- **Figure record extracts**
------
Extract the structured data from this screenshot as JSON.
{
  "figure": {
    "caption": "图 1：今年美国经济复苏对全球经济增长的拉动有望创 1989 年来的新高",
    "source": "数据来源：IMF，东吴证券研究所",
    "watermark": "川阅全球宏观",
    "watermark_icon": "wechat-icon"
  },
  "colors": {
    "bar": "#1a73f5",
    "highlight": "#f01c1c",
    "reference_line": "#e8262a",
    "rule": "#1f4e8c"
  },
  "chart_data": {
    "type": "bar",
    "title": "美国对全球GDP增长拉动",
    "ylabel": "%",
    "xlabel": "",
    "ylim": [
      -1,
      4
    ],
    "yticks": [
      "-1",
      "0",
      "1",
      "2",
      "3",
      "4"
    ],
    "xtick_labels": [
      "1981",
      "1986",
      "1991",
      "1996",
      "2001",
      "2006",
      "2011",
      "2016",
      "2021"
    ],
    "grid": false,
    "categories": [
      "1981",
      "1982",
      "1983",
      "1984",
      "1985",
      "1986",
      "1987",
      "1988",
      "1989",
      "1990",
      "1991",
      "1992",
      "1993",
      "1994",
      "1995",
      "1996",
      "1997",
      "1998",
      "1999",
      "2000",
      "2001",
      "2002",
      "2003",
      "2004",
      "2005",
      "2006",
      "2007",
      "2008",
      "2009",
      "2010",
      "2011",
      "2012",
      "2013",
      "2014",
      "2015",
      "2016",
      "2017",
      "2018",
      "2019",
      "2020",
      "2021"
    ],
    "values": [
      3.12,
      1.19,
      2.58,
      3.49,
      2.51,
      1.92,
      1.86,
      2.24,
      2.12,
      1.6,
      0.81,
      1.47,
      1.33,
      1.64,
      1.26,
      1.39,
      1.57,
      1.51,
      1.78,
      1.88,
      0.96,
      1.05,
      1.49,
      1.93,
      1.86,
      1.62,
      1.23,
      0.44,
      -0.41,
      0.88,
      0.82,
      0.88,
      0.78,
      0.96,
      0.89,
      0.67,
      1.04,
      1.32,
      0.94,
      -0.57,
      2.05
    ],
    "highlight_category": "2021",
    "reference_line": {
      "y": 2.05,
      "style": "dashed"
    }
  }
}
------
- **DIRECTIONS FOR THIS TASK**
Copy every record above exactly as it appears.

- **REPLY**
Extract the structured data from this screenshot as JSON.
{
  "figure": {
    "caption": "图 1：今年美国经济复苏对全球经济增长的拉动有望创 1989 年来的新高",
    "source": "数据来源：IMF，东吴证券研究所",
    "watermark": "川阅全球宏观",
    "watermark_icon": "wechat-icon"
  },
  "colors": {
    "bar": "#1a73f5",
    "highlight": "#f01c1c",
    "reference_line": "#e8262a",
    "rule": "#1f4e8c"
  },
  "chart_data": {
    "type": "bar",
    "title": "美国对全球GDP增长拉动",
    "ylabel": "%",
    "xlabel": "",
    "ylim": [
      -1,
      4
    ],
    "yticks": [
      "-1",
      "0",
      "1",
      "2",
      "3",
      "4"
    ],
    "xtick_labels": [
      "1981",
      "1986",
      "1991",
      "1996",
      "2001",
      "2006",
      "2011",
      "2016",
      "2021"
    ],
    "grid": false,
    "categories": [
      "1981",
      "1982",
      "1983",
      "1984",
      "1985",
      "1986",
      "1987",
      "1988",
      "1989",
      "1990",
      "1991",
      "1992",
      "1993",
      "1994",
      "1995",
      "1996",
      "1997",
      "1998",
      "1999",
      "2000",
      "2001",
      "2002",
      "2003",
      "2004",
      "2005",
      "2006",
      "2007",
      "2008",
      "2009",
      "2010",
      "2011",
      "2012",
      "2013",
      "2014",
      "2015",
      "2016",
      "2017",
      "2018",
      "2019",
      "2020",
      "2021"
    ],
    "values": [
      3.12,
      1.19,
      2.58,
      3.49,
      2.51,
      1.92,
      1.86,
      2.24,
      2.12,
      1.6,
      0.81,
      1.47,
      1.33,
      1.64,
      1.26,
      1.39,
      1.57,
      1.51,
      1.78,
      1.88,
      0.96,
      1.05,
      1.49,
      1.93,
      1.86,
      1.62,
      1.23,
      0.44,
      -0.41,
      0.88,
      0.82,
      0.88,
      0.78,
      0.96,
      0.89,
      0.67,
      1.04,
      1.32,
      0.94,
      -0.57,
      2.05
    ],
    "highlight_category": "2021",
    "reference_line": {
      "y": 2.05,
      "style": "dashed"
    }
  }
}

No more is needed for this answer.